**RECORD EXCERPTS:**
══════════

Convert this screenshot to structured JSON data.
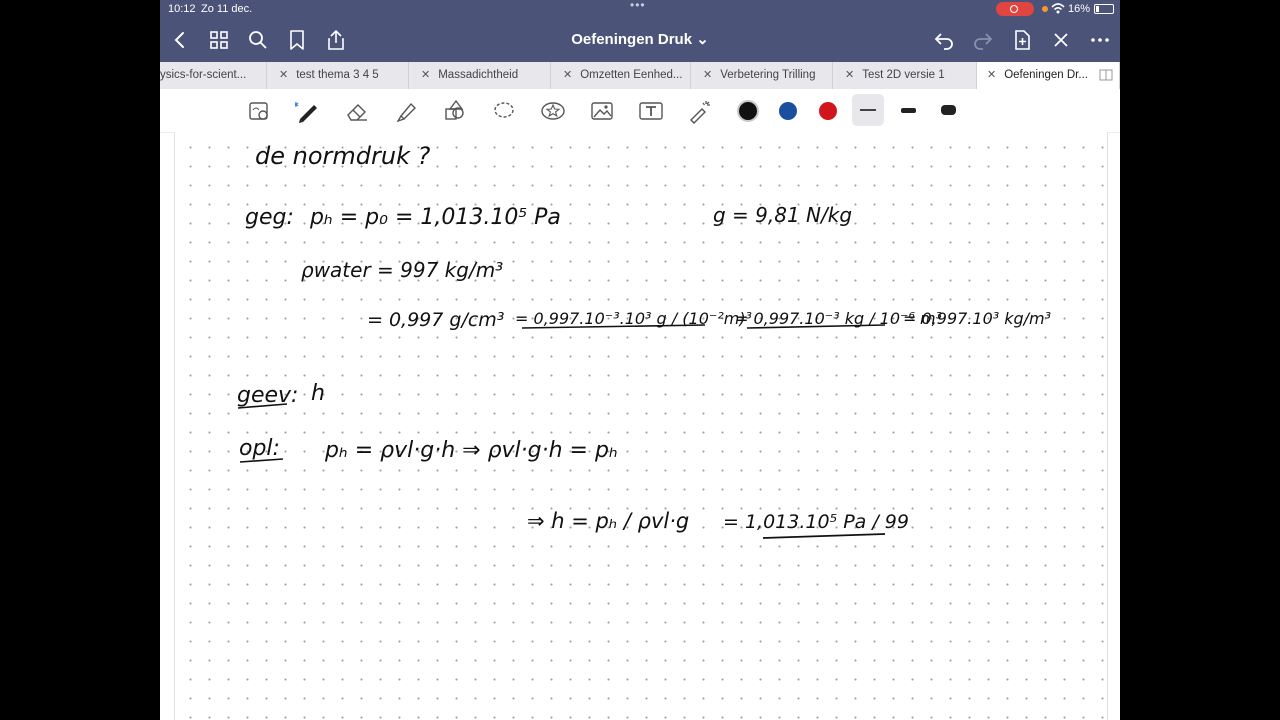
{
  "status_bar": {
    "time": "10:12",
    "date": "Zo 11 dec.",
    "battery": "16%"
  },
  "header": {
    "title": "Oefeningen Druk ⌄"
  },
  "tabs": [
    {
      "label": "ysics-for-scient..."
    },
    {
      "label": "test thema 3 4 5"
    },
    {
      "label": "Massadichtheid"
    },
    {
      "label": "Omzetten Eenhed..."
    },
    {
      "label": "Verbetering Trilling"
    },
    {
      "label": "Test 2D versie 1"
    },
    {
      "label": "Oefeningen Dr..."
    }
  ],
  "colors": {
    "header_bg": "#4b5478",
    "pen_black": "#111111",
    "pen_blue": "#1a4fa0",
    "pen_red": "#d0161c"
  },
  "icons": {
    "back": "chevron-left-icon",
    "grid": "grid-icon",
    "search": "search-icon",
    "bookmark": "bookmark-icon",
    "share": "share-icon",
    "undo": "undo-icon",
    "redo": "redo-icon",
    "add_page": "add-page-icon",
    "close": "close-icon",
    "more": "more-icon"
  },
  "notes": {
    "line_top": "de normdruk ?",
    "gegeven_label": "geg:",
    "p_equation": "pₕ = p₀ = 1,013.10⁵ Pa",
    "g_value": "g = 9,81 N/kg",
    "rho_water": "ρwater = 997 kg/m³",
    "conversion_1": "= 0,997 g/cm³",
    "conversion_2": "= 0,997.10⁻³.10³ g / (10⁻²m)³",
    "conversion_3": "= 0,997.10⁻³ kg / 10⁻⁶ m³",
    "conversion_4": "= 0,997.10³ kg/m³",
    "gevraagd_label": "geev:",
    "gevraagd_value": "h",
    "oplossing_label": "opl:",
    "formula_1": "pₕ = ρvl·g·h  ⇒  ρvl·g·h = pₕ",
    "formula_2": "⇒  h = pₕ / ρvl·g",
    "formula_3": "= 1,013.10⁵ Pa / 99"
  }
}
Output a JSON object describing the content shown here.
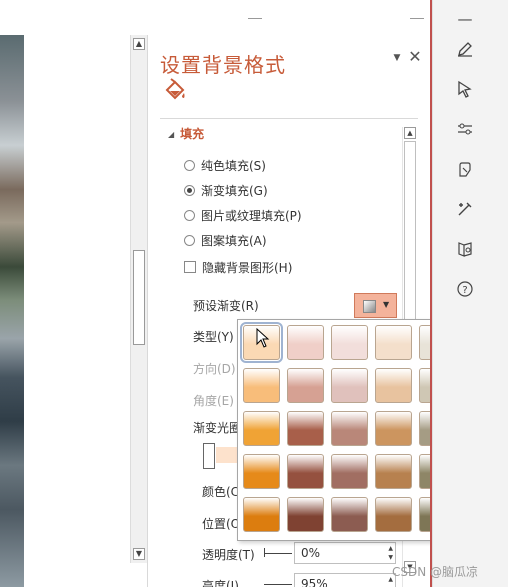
{
  "pane": {
    "title": "设置背景格式",
    "section": "填充",
    "fill_options": [
      {
        "label": "纯色填充(S)",
        "selected": false
      },
      {
        "label": "渐变填充(G)",
        "selected": true
      },
      {
        "label": "图片或纹理填充(P)",
        "selected": false
      },
      {
        "label": "图案填充(A)",
        "selected": false
      }
    ],
    "hide_bg": "隐藏背景图形(H)",
    "preset": "预设渐变(R)",
    "type": "类型(Y)",
    "direction": "方向(D)",
    "angle": "角度(E)",
    "stops": "渐变光圈",
    "color": "颜色(C",
    "position": "位置(O",
    "transparency": {
      "label": "透明度(T)",
      "value": "0%"
    },
    "brightness": {
      "label": "亮度(I)",
      "value": "95%"
    }
  },
  "gallery": {
    "colors": {
      "row1": [
        "#fbd9b4",
        "#f0cfc8",
        "#f2dedb",
        "#f4dfcb",
        "#e8e3d8",
        "#f2d3b2"
      ],
      "row2": [
        "#f8bd7a",
        "#d6a193",
        "#e0c1bc",
        "#e8c39f",
        "#cfc7b4",
        "#e6ad78"
      ],
      "row3": [
        "#f0a335",
        "#a85f4a",
        "#b98779",
        "#cc955f",
        "#a59c84",
        "#d8842c"
      ],
      "row4": [
        "#e68a1a",
        "#95513f",
        "#a16e62",
        "#b7814f",
        "#8e8667",
        "#c66e1c"
      ],
      "row5": [
        "#dc7d0f",
        "#7f4232",
        "#8c5c51",
        "#a46d3f",
        "#7e7656",
        "#b05e16"
      ]
    },
    "selected": "row1.0"
  },
  "watermark": "CSDN @脑瓜凉",
  "colors": {
    "accent": "#c75b39",
    "separator": "#c0504d"
  },
  "icons": [
    "minimize-icon",
    "pen-icon",
    "cursor-icon",
    "sliders-icon",
    "hand-icon",
    "tools-icon",
    "book-icon",
    "help-icon"
  ]
}
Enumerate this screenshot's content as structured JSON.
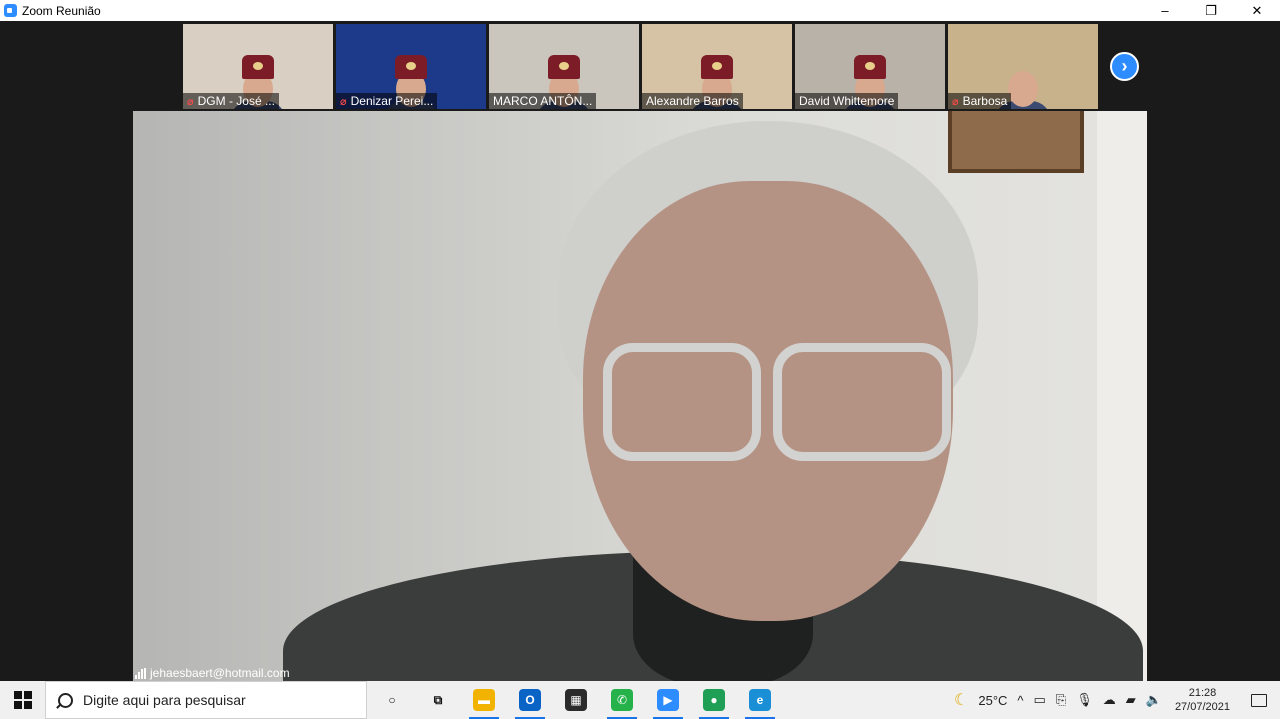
{
  "window": {
    "title": "Zoom Reunião",
    "minimize": "–",
    "restore": "❐",
    "close": "✕"
  },
  "participants": [
    {
      "name": "DGM - José ...",
      "muted": true,
      "bg": "#d9cfc2"
    },
    {
      "name": "Denizar Perei...",
      "muted": true,
      "bg": "#1d3a8a"
    },
    {
      "name": "MARCO ANTÔN...",
      "muted": false,
      "bg": "#cbc6bd"
    },
    {
      "name": "Alexandre Barros",
      "muted": false,
      "bg": "#d6c3a6"
    },
    {
      "name": "David Whittemore",
      "muted": false,
      "bg": "#b8b2a8"
    },
    {
      "name": "Barbosa",
      "muted": true,
      "bg": "#c7b28c"
    }
  ],
  "next_button": "›",
  "speaker": {
    "name": "jehaesbaert@hotmail.com"
  },
  "taskbar": {
    "search_placeholder": "Digite aqui para pesquisar",
    "apps": [
      {
        "icon": "cortana-icon",
        "glyph": "○",
        "color": "#f0f0f0",
        "text_color": "#111"
      },
      {
        "icon": "task-view-icon",
        "glyph": "⧉",
        "color": "#f0f0f0",
        "text_color": "#111"
      },
      {
        "icon": "file-explorer-icon",
        "glyph": "▬",
        "color": "#f2b200",
        "text_color": "#fff"
      },
      {
        "icon": "outlook-icon",
        "glyph": "O",
        "color": "#0a64c6",
        "text_color": "#fff"
      },
      {
        "icon": "store-icon",
        "glyph": "▦",
        "color": "#2b2b2b",
        "text_color": "#fff"
      },
      {
        "icon": "whatsapp-icon",
        "glyph": "✆",
        "color": "#25b24a",
        "text_color": "#fff"
      },
      {
        "icon": "zoom-icon",
        "glyph": "▶",
        "color": "#2d8cff",
        "text_color": "#fff"
      },
      {
        "icon": "meet-icon",
        "glyph": "●",
        "color": "#1f9e55",
        "text_color": "#fff"
      },
      {
        "icon": "edge-icon",
        "glyph": "e",
        "color": "#1a8fd6",
        "text_color": "#fff"
      }
    ],
    "weather": "25°C",
    "time": "21:28",
    "date": "27/07/2021"
  }
}
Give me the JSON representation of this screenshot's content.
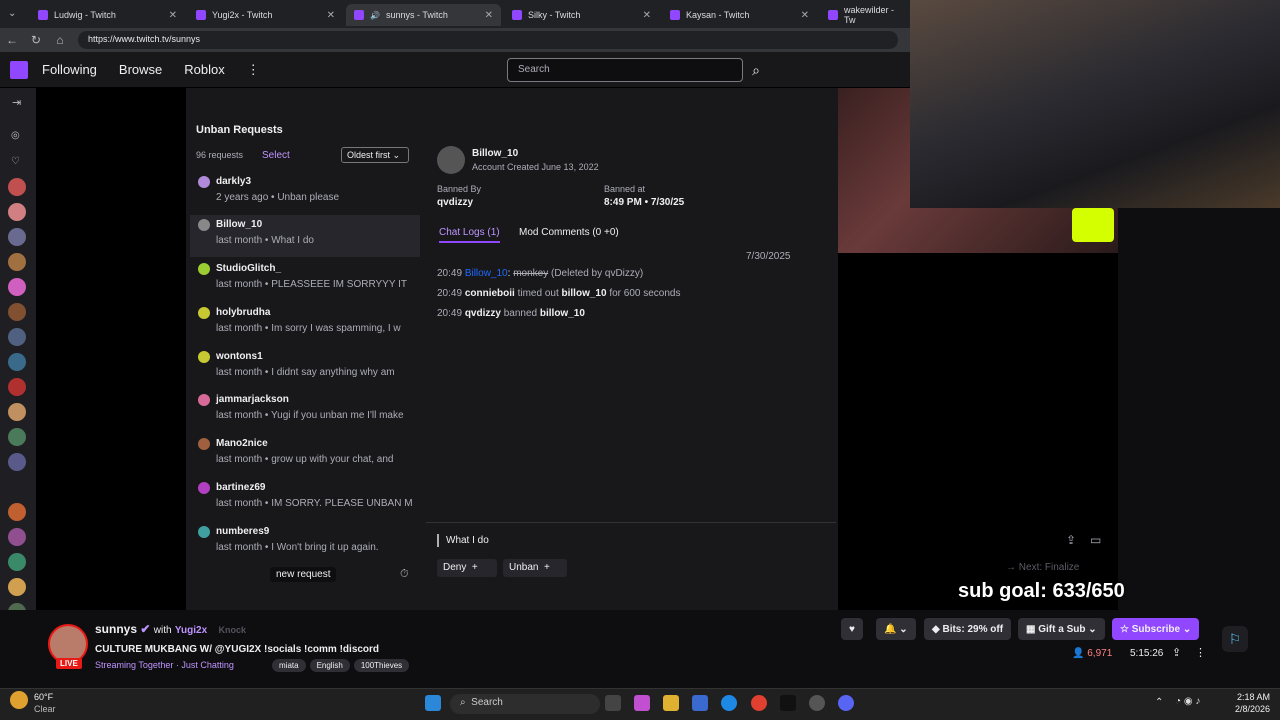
{
  "tabs": [
    {
      "label": "Ludwig - Twitch"
    },
    {
      "label": "Yugi2x - Twitch"
    },
    {
      "label": "sunnys - Twitch"
    },
    {
      "label": "Silky - Twitch"
    },
    {
      "label": "Kaysan - Twitch"
    },
    {
      "label": "wakewilder - Tw"
    }
  ],
  "url": "https://www.twitch.tv/sunnys",
  "nav": {
    "following": "Following",
    "browse": "Browse",
    "roblox": "Roblox",
    "search_placeholder": "Search"
  },
  "stream": {
    "panel_title": "Unban Requests",
    "request_count": "96 requests",
    "select": "Select",
    "sort": "Oldest first",
    "requests": [
      {
        "name": "darkly3",
        "meta": "2 years ago • Unban please",
        "color": "#b08ad8"
      },
      {
        "name": "Billow_10",
        "meta": "last month • What I do",
        "color": "#888888"
      },
      {
        "name": "StudioGlitch_",
        "meta": "last month • PLEASSEEE IM SORRYYY IT",
        "color": "#9acd32"
      },
      {
        "name": "holybrudha",
        "meta": "last month • Im sorry I was spamming, I w",
        "color": "#c8c832"
      },
      {
        "name": "wontons1",
        "meta": "last month • I didnt say anything why am",
        "color": "#c8c832"
      },
      {
        "name": "jammarjackson",
        "meta": "last month • Yugi if you unban me I'll make",
        "color": "#d86a9a"
      },
      {
        "name": "Mano2nice",
        "meta": "last month • grow up with your chat, and",
        "color": "#a06040"
      },
      {
        "name": "bartinez69",
        "meta": "last month • IM SORRY. PLEASE UNBAN M",
        "color": "#b040c0"
      },
      {
        "name": "numberes9",
        "meta": "last month • I Won't bring it up again.",
        "color": "#40a0a0"
      }
    ],
    "new_request": "new request",
    "detail": {
      "user": "Billow_10",
      "created": "Account Created June 13, 2022",
      "banned_by_label": "Banned By",
      "banned_by": "qvdizzy",
      "banned_at_label": "Banned at",
      "banned_at": "8:49 PM • 7/30/25",
      "tab_logs": "Chat Logs (1)",
      "tab_comments": "Mod Comments (0 +0)",
      "date": "7/30/2025",
      "log1_time": "20:49",
      "log1_user": "Billow_10",
      "log1_msg": "monkey",
      "log1_note": "(Deleted by qvDizzy)",
      "log2_time": "20:49",
      "log2_user": "connieboii",
      "log2_mid": "timed out",
      "log2_target": "billow_10",
      "log2_end": "for 600 seconds",
      "log3_time": "20:49",
      "log3_user": "qvdizzy",
      "log3_mid": "banned",
      "log3_target": "billow_10",
      "reason": "What I do",
      "deny": "Deny",
      "unban": "Unban",
      "next": "Next: Finalize"
    },
    "sub_goal": "sub goal: 633/650"
  },
  "channel": {
    "name": "sunnys",
    "with": "with",
    "partner": "Yugi2x",
    "knock": "Knock",
    "title": "CULTURE MUKBANG W/ @YUGI2X",
    "title_extra": "!socials !comm !discord",
    "streaming": "Streaming Together · Just Chatting",
    "tags": [
      "miata",
      "English",
      "100Thieves"
    ],
    "live": "LIVE",
    "bits": "Bits: 29% off",
    "gift": "Gift a Sub",
    "subscribe": "Subscribe",
    "viewers": "6,971",
    "uptime": "5:15:26"
  },
  "taskbar": {
    "temp": "60°F",
    "weather": "Clear",
    "search": "Search",
    "time": "2:18 AM",
    "date": "2/8/2026"
  },
  "colors": {
    "accent": "#9146ff",
    "live": "#e91916",
    "link": "#1f69ff"
  }
}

══════════

**GIVEN TASK:** Gather all lines of the records that include the word "JSON".

**SOLUTION TO THIS PROBLEM:**
Convert this screenshot to structured JSON data.
Output a JSON object describing the content shown here.
Enumerate this screenshot's content as structured JSON.
Give me the JSON representation of this screenshot's content.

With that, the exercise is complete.